• Exercise requirements: Your task is to copy every record exactly.

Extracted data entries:
**********

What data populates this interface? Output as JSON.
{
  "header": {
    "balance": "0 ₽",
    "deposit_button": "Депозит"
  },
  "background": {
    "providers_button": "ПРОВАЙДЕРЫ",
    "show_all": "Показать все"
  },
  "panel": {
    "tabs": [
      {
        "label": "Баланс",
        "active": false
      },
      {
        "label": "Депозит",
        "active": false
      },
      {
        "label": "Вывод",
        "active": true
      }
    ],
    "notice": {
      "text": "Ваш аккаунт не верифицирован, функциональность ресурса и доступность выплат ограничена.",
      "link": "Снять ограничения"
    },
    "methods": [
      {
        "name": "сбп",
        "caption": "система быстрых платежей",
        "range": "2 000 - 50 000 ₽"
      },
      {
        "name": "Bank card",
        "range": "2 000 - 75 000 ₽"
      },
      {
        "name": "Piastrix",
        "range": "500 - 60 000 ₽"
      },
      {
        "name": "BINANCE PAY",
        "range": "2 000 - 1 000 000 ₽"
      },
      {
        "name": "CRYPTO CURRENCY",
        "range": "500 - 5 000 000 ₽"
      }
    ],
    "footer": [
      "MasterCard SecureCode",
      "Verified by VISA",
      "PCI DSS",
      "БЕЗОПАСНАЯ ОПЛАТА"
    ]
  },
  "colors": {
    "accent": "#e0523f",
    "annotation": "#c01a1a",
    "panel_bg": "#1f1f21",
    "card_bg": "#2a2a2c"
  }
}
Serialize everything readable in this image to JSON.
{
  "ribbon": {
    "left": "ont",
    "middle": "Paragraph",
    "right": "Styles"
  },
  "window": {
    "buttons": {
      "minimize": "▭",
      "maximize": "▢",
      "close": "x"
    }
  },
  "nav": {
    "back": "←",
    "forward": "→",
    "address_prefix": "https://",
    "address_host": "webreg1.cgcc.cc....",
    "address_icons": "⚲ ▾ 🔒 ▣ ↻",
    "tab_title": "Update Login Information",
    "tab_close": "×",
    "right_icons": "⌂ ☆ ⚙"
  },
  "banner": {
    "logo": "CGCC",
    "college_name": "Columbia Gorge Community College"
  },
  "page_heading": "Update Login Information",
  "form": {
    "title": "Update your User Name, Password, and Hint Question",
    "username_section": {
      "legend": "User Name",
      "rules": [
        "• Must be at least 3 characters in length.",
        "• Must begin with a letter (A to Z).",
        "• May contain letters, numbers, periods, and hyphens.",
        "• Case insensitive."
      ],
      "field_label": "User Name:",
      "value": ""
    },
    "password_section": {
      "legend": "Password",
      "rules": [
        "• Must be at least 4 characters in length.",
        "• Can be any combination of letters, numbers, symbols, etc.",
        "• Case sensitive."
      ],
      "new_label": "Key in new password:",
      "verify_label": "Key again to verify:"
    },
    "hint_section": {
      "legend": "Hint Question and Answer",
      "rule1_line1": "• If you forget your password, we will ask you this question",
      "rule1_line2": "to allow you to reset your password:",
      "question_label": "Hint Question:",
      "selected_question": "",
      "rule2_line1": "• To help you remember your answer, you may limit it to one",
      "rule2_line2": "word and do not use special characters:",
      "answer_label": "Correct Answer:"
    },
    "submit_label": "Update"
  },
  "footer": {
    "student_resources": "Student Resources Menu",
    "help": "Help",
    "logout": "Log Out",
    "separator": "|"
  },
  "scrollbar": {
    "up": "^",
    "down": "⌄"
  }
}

**********

• The result:
What data populates this interface? Output as JSON.
{
  "header": {
    "balance": "0 ₽",
    "deposit_button": "Депозит"
  },
  "background": {
    "providers_button": "ПРОВАЙДЕРЫ",
    "show_all": "Показать все"
  },
  "panel": {
    "tabs": [
      {
        "label": "Баланс",
        "active": false
      },
      {
        "label": "Депозит",
        "active": false
      },
      {
        "label": "Вывод",
        "active": true
      }
    ],
    "notice": {
      "text": "Ваш аккаунт не верифицирован, функциональность ресурса и доступность выплат ограничена.",
      "link": "Снять ограничения"
    },
    "methods": [
      {
        "name": "сбп",
        "caption": "система быстрых платежей",
        "range": "2 000 - 50 000 ₽"
      },
      {
        "name": "Bank card",
        "range": "2 000 - 75 000 ₽"
      },
      {
        "name": "Piastrix",
        "range": "500 - 60 000 ₽"
      },
      {
        "name": "BINANCE PAY",
        "range": "2 000 - 1 000 000 ₽"
      },
      {
        "name": "CRYPTO CURRENCY",
        "range": "500 - 5 000 000 ₽"
      }
    ],
    "footer": [
      "MasterCard SecureCode",
      "Verified by VISA",
      "PCI DSS",
      "БЕЗОПАСНАЯ ОПЛАТА"
    ]
  },
  "colors": {
    "accent": "#e0523f",
    "annotation": "#c01a1a",
    "panel_bg": "#1f1f21",
    "card_bg": "#2a2a2c"
  }
}
Serialize everything readable in this image to JSON.
{
  "ribbon": {
    "left": "ont",
    "middle": "Paragraph",
    "right": "Styles"
  },
  "window": {
    "buttons": {
      "minimize": "▭",
      "maximize": "▢",
      "close": "x"
    }
  },
  "nav": {
    "back": "←",
    "forward": "→",
    "address_prefix": "https://",
    "address_host": "webreg1.cgcc.cc....",
    "address_icons": "⚲ ▾ 🔒 ▣ ↻",
    "tab_title": "Update Login Information",
    "tab_close": "×",
    "right_icons": "⌂ ☆ ⚙"
  },
  "banner": {
    "logo": "CGCC",
    "college_name": "Columbia Gorge Community College"
  },
  "page_heading": "Update Login Information",
  "form": {
    "title": "Update your User Name, Password, and Hint Question",
    "username_section": {
      "legend": "User Name",
      "rules": [
        "• Must be at least 3 characters in length.",
        "• Must begin with a letter (A to Z).",
        "• May contain letters, numbers, periods, and hyphens.",
        "• Case insensitive."
      ],
      "field_label": "User Name:",
      "value": ""
    },
    "password_section": {
      "legend": "Password",
      "rules": [
        "• Must be at least 4 characters in length.",
        "• Can be any combination of letters, numbers, symbols, etc.",
        "• Case sensitive."
      ],
      "new_label": "Key in new password:",
      "verify_label": "Key again to verify:"
    },
    "hint_section": {
      "legend": "Hint Question and Answer",
      "rule1_line1": "• If you forget your password, we will ask you this question",
      "rule1_line2": "to allow you to reset your password:",
      "question_label": "Hint Question:",
      "selected_question": "",
      "rule2_line1": "• To help you remember your answer, you may limit it to one",
      "rule2_line2": "word and do not use special characters:",
      "answer_label": "Correct Answer:"
    },
    "submit_label": "Update"
  },
  "footer": {
    "student_resources": "Student Resources Menu",
    "help": "Help",
    "logout": "Log Out",
    "separator": "|"
  },
  "scrollbar": {
    "up": "^",
    "down": "⌄"
  }
}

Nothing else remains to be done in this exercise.